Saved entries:
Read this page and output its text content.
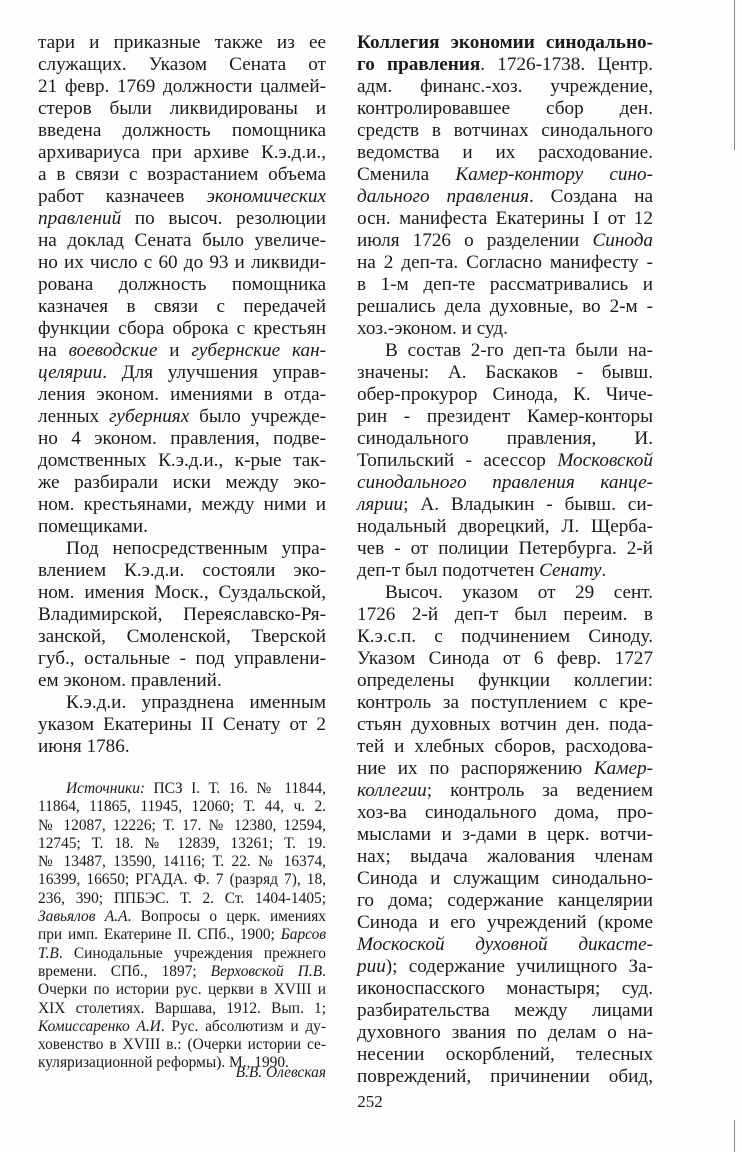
тари и приказные также из ее
служащих. Указом Сената от
21 февр. 1769 должности цалмей-
стеров были ликвидированы и
введена должность помощника
архивариуса при архиве К.э.д.и.,
а в связи с возрастанием объема
работ казначеев экономических
правлений по высоч. резолюции
на доклад Сената было увеличе-
но их число с 60 до 93 и ликвиди-
рована должность помощника
казначея в связи с передачей
функции сбора оброка с крестьян
на воеводские и губернские кан-
целярии. Для улучшения управ-
ления эконом. имениями в отда-
ленных губерниях было учрежде-
но 4 эконом. правления, подве-
домственных К.э.д.и., к-рые так-
же разбирали иски между эко-
ном. крестьянами, между ними и
помещиками.
Под непосредственным упра-
влением К.э.д.и. состояли эко-
ном. имения Моск., Суздальской,
Владимирской, Переяславско-Ря-
занской, Смоленской, Тверской
губ., остальные - под управлени-
ем эконом. правлений.
К.э.д.и. упразднена именным
указом Екатерины II Сенату от 2
июня 1786.
Источники: ПСЗ I. Т. 16. № 11844,
11864, 11865, 11945, 12060; Т. 44, ч. 2.
№ 12087, 12226; Т. 17. № 12380, 12594,
12745; Т. 18. № 12839, 13261; Т. 19.
№ 13487, 13590, 14116; Т. 22. № 16374,
16399, 16650; РГАДА. Ф. 7 (разряд 7), 18,
236, 390; ППБЭС. Т. 2. Ст. 1404-1405;
Завьялов А.А. Вопросы о церк. имениях
при имп. Екатерине II. СПб., 1900; Барсов
Т.В. Синодальные учреждения прежнего
времени. СПб., 1897; Верховской П.В.
Очерки по истории рус. церкви в XVIII и
XIX столетиях. Варшава, 1912. Вып. 1;
Комиссаренко А.И. Рус. абсолютизм и ду-
ховенство в XVIII в.: (Очерки истории се-
куляризационной реформы). М., 1990.
В.В. Олевская
Коллегия экономии синодально-
го правления. 1726-1738. Центр.
адм. финанс.-хоз. учреждение,
контролировавшее сбор ден.
средств в вотчинах синодального
ведомства и их расходование.
Сменила Камер-контору сино-
дального правления. Создана на
осн. манифеста Екатерины I от 12
июля 1726 о разделении Синода
на 2 деп-та. Согласно манифесту -
в 1-м деп-те рассматривались и
решались дела духовные, во 2-м -
хоз.-эконом. и суд.
В состав 2-го деп-та были на-
значены: А. Баскаков - бывш.
обер-прокурор Синода, К. Чиче-
рин - президент Камер-конторы
синодального правления, И.
Топильский - асессор Московской
синодального правления канце-
лярии; А. Владыкин - бывш. си-
нодальный дворецкий, Л. Щерба-
чев - от полиции Петербурга. 2-й
деп-т был подотчетен Сенату.
Высоч. указом от 29 сент.
1726 2-й деп-т был переим. в
К.э.с.п. с подчинением Синоду.
Указом Синода от 6 февр. 1727
определены функции коллегии:
контроль за поступлением с кре-
стьян духовных вотчин ден. пода-
тей и хлебных сборов, расходова-
ние их по распоряжению Камер-
коллегии; контроль за ведением
хоз-ва синодального дома, про-
мыслами и з-дами в церк. вотчи-
нах; выдача жалования членам
Синода и служащим синодально-
го дома; содержание канцелярии
Синода и его учреждений (кроме
Москоской духовной дикасте-
рии); содержание училищного За-
иконоспасского монастыря; суд.
разбирательства между лицами
духовного звания по делам о на-
несении оскорблений, телесных
повреждений, причинении обид,
252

*What the task requires*
Transcribe the records above exactly, omitting every picture they contain.

*Task solution*
Read this page and output its text content.
тари и приказные также из ее
служащих. Указом Сената от
21 февр. 1769 должности цалмей-
стеров были ликвидированы и
введена должность помощника
архивариуса при архиве К.э.д.и.,
а в связи с возрастанием объема
работ казначеев экономических
правлений по высоч. резолюции
на доклад Сената было увеличе-
но их число с 60 до 93 и ликвиди-
рована должность помощника
казначея в связи с передачей
функции сбора оброка с крестьян
на воеводские и губернские кан-
целярии. Для улучшения управ-
ления эконом. имениями в отда-
ленных губерниях было учрежде-
но 4 эконом. правления, подве-
домственных К.э.д.и., к-рые так-
же разбирали иски между эко-
ном. крестьянами, между ними и
помещиками.
Под непосредственным упра-
влением К.э.д.и. состояли эко-
ном. имения Моск., Суздальской,
Владимирской, Переяславско-Ря-
занской, Смоленской, Тверской
губ., остальные - под управлени-
ем эконом. правлений.
К.э.д.и. упразднена именным
указом Екатерины II Сенату от 2
июня 1786.
Источники: ПСЗ I. Т. 16. № 11844,
11864, 11865, 11945, 12060; Т. 44, ч. 2.
№ 12087, 12226; Т. 17. № 12380, 12594,
12745; Т. 18. № 12839, 13261; Т. 19.
№ 13487, 13590, 14116; Т. 22. № 16374,
16399, 16650; РГАДА. Ф. 7 (разряд 7), 18,
236, 390; ППБЭС. Т. 2. Ст. 1404-1405;
Завьялов А.А. Вопросы о церк. имениях
при имп. Екатерине II. СПб., 1900; Барсов
Т.В. Синодальные учреждения прежнего
времени. СПб., 1897; Верховской П.В.
Очерки по истории рус. церкви в XVIII и
XIX столетиях. Варшава, 1912. Вып. 1;
Комиссаренко А.И. Рус. абсолютизм и ду-
ховенство в XVIII в.: (Очерки истории се-
куляризационной реформы). М., 1990.
В.В. Олевская
Коллегия экономии синодально-
го правления. 1726-1738. Центр.
адм. финанс.-хоз. учреждение,
контролировавшее сбор ден.
средств в вотчинах синодального
ведомства и их расходование.
Сменила Камер-контору сино-
дального правления. Создана на
осн. манифеста Екатерины I от 12
июля 1726 о разделении Синода
на 2 деп-та. Согласно манифесту -
в 1-м деп-те рассматривались и
решались дела духовные, во 2-м -
хоз.-эконом. и суд.
В состав 2-го деп-та были на-
значены: А. Баскаков - бывш.
обер-прокурор Синода, К. Чиче-
рин - президент Камер-конторы
синодального правления, И.
Топильский - асессор Московской
синодального правления канце-
лярии; А. Владыкин - бывш. си-
нодальный дворецкий, Л. Щерба-
чев - от полиции Петербурга. 2-й
деп-т был подотчетен Сенату.
Высоч. указом от 29 сент.
1726 2-й деп-т был переим. в
К.э.с.п. с подчинением Синоду.
Указом Синода от 6 февр. 1727
определены функции коллегии:
контроль за поступлением с кре-
стьян духовных вотчин ден. пода-
тей и хлебных сборов, расходова-
ние их по распоряжению Камер-
коллегии; контроль за ведением
хоз-ва синодального дома, про-
мыслами и з-дами в церк. вотчи-
нах; выдача жалования членам
Синода и служащим синодально-
го дома; содержание канцелярии
Синода и его учреждений (кроме
Москоской духовной дикасте-
рии); содержание училищного За-
иконоспасского монастыря; суд.
разбирательства между лицами
духовного звания по делам о на-
несении оскорблений, телесных
повреждений, причинении обид,
252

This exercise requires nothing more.